(Stored records)
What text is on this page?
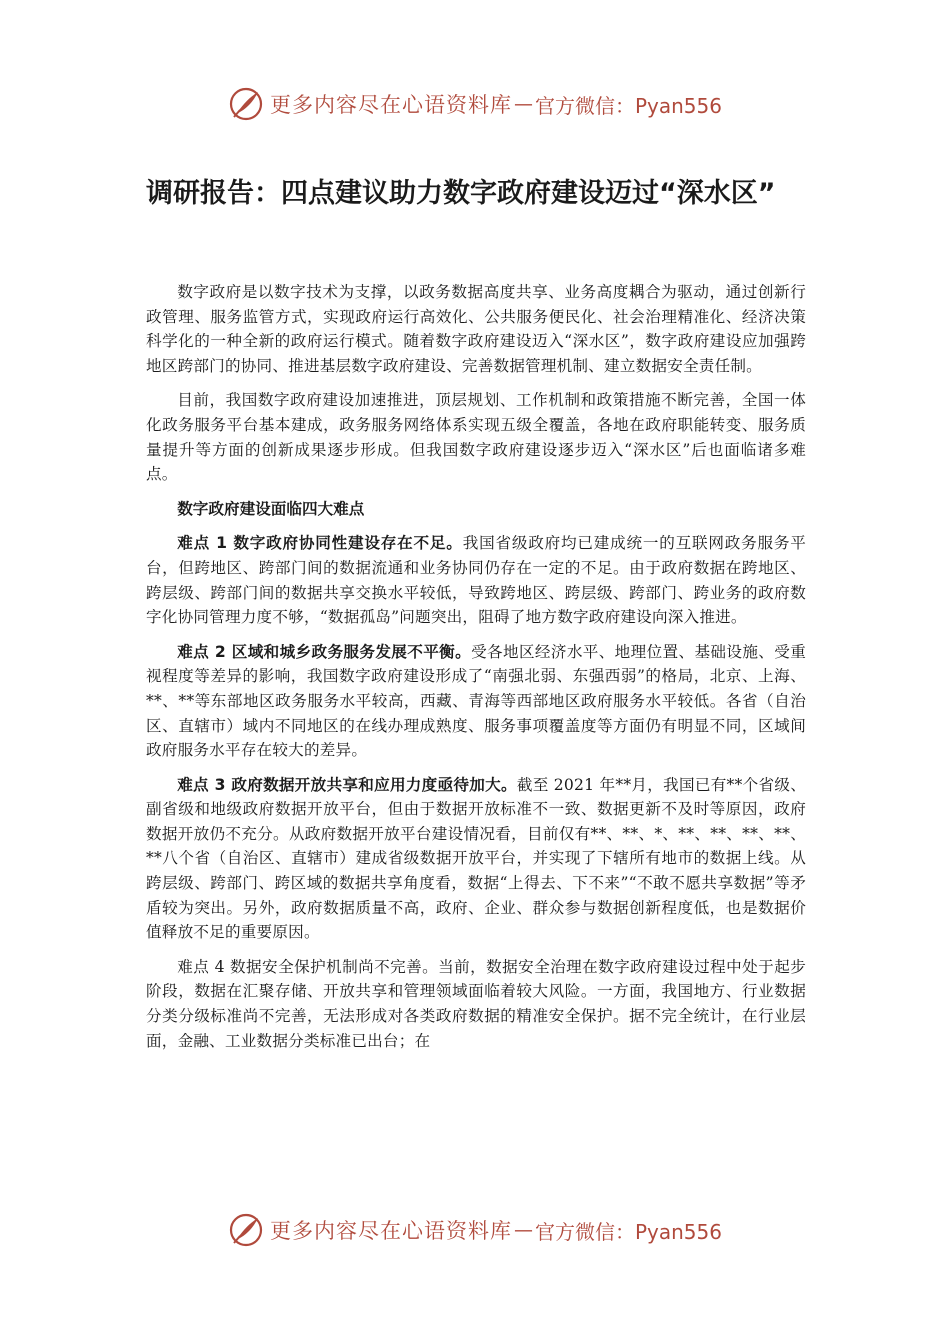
更多内容尽在心语资料库 — 官方微信：Pyan556
调研报告：四点建议助力数字政府建设迈过“深水区”

数字政府是以数字技术为支撑，以政务数据高度共享、业务高度耦合为驱动，通过创新行政管理、服务监管方式，实现政府运行高效化、公共服务便民化、社会治理精准化、经济决策科学化的一种全新的政府运行模式。随着数字政府建设迈入“深水区”，数字政府建设应加强跨地区跨部门的协同、推进基层数字政府建设、完善数据管理机制、建立数据安全责任制。

目前，我国数字政府建设加速推进，顶层规划、工作机制和政策措施不断完善，全国一体化政务服务平台基本建成，政务服务网络体系实现五级全覆盖，各地在政府职能转变、服务质量提升等方面的创新成果逐步形成。但我国数字政府建设逐步迈入“深水区”后也面临诸多难点。

数字政府建设面临四大难点

难点 1 数字政府协同性建设存在不足。我国省级政府均已建成统一的互联网政务服务平台，但跨地区、跨部门间的数据流通和业务协同仍存在一定的不足。由于政府数据在跨地区、跨层级、跨部门间的数据共享交换水平较低，导致跨地区、跨层级、跨部门、跨业务的政府数字化协同管理力度不够，“数据孤岛”问题突出，阻碍了地方数字政府建设向深入推进。

难点 2 区域和城乡政务服务发展不平衡。受各地区经济水平、地理位置、基础设施、受重视程度等差异的影响，我国数字政府建设形成了“南强北弱、东强西弱”的格局，北京、上海、**、**等东部地区政务服务水平较高，西藏、青海等西部地区政府服务水平较低。各省（自治区、直辖市）域内不同地区的在线办理成熟度、服务事项覆盖度等方面仍有明显不同，区域间政府服务水平存在较大的差异。

难点 3 政府数据开放共享和应用力度亟待加大。截至 2021 年**月，我国已有**个省级、副省级和地级政府数据开放平台，但由于数据开放标准不一致、数据更新不及时等原因，政府数据开放仍不充分。从政府数据开放平台建设情况看，目前仅有**、**、*、**、**、**、**、**八个省（自治区、直辖市）建成省级数据开放平台，并实现了下辖所有地市的数据上线。从跨层级、跨部门、跨区域的数据共享角度看，数据“上得去、下不来”“不敢不愿共享数据”等矛盾较为突出。另外，政府数据质量不高，政府、企业、群众参与数据创新程度低，也是数据价值释放不足的重要原因。

难点 4 数据安全保护机制尚不完善。当前，数据安全治理在数字政府建设过程中处于起步阶段，数据在汇聚存储、开放共享和管理领域面临着较大风险。一方面，我国地方、行业数据分类分级标准尚不完善，无法形成对各类政府数据的精准安全保护。据不完全统计，在行业层面，金融、工业数据分类标准已出台；在

更多内容尽在心语资料库 — 官方微信：Pyan556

# Objective
Keep every word of the data as it is when you write it out, but drop the pictures.

# Worked solution
What text is on this page?
更多内容尽在心语资料库 — 官方微信：Pyan556
调研报告：四点建议助力数字政府建设迈过“深水区”

数字政府是以数字技术为支撑，以政务数据高度共享、业务高度耦合为驱动，通过创新行政管理、服务监管方式，实现政府运行高效化、公共服务便民化、社会治理精准化、经济决策科学化的一种全新的政府运行模式。随着数字政府建设迈入“深水区”，数字政府建设应加强跨地区跨部门的协同、推进基层数字政府建设、完善数据管理机制、建立数据安全责任制。

目前，我国数字政府建设加速推进，顶层规划、工作机制和政策措施不断完善，全国一体化政务服务平台基本建成，政务服务网络体系实现五级全覆盖，各地在政府职能转变、服务质量提升等方面的创新成果逐步形成。但我国数字政府建设逐步迈入“深水区”后也面临诸多难点。

数字政府建设面临四大难点

难点 1 数字政府协同性建设存在不足。我国省级政府均已建成统一的互联网政务服务平台，但跨地区、跨部门间的数据流通和业务协同仍存在一定的不足。由于政府数据在跨地区、跨层级、跨部门间的数据共享交换水平较低，导致跨地区、跨层级、跨部门、跨业务的政府数字化协同管理力度不够，“数据孤岛”问题突出，阻碍了地方数字政府建设向深入推进。

难点 2 区域和城乡政务服务发展不平衡。受各地区经济水平、地理位置、基础设施、受重视程度等差异的影响，我国数字政府建设形成了“南强北弱、东强西弱”的格局，北京、上海、**、**等东部地区政务服务水平较高，西藏、青海等西部地区政府服务水平较低。各省（自治区、直辖市）域内不同地区的在线办理成熟度、服务事项覆盖度等方面仍有明显不同，区域间政府服务水平存在较大的差异。

难点 3 政府数据开放共享和应用力度亟待加大。截至 2021 年**月，我国已有**个省级、副省级和地级政府数据开放平台，但由于数据开放标准不一致、数据更新不及时等原因，政府数据开放仍不充分。从政府数据开放平台建设情况看，目前仅有**、**、*、**、**、**、**、**八个省（自治区、直辖市）建成省级数据开放平台，并实现了下辖所有地市的数据上线。从跨层级、跨部门、跨区域的数据共享角度看，数据“上得去、下不来”“不敢不愿共享数据”等矛盾较为突出。另外，政府数据质量不高，政府、企业、群众参与数据创新程度低，也是数据价值释放不足的重要原因。

难点 4 数据安全保护机制尚不完善。当前，数据安全治理在数字政府建设过程中处于起步阶段，数据在汇聚存储、开放共享和管理领域面临着较大风险。一方面，我国地方、行业数据分类分级标准尚不完善，无法形成对各类政府数据的精准安全保护。据不完全统计，在行业层面，金融、工业数据分类标准已出台；在

更多内容尽在心语资料库 — 官方微信：Pyan556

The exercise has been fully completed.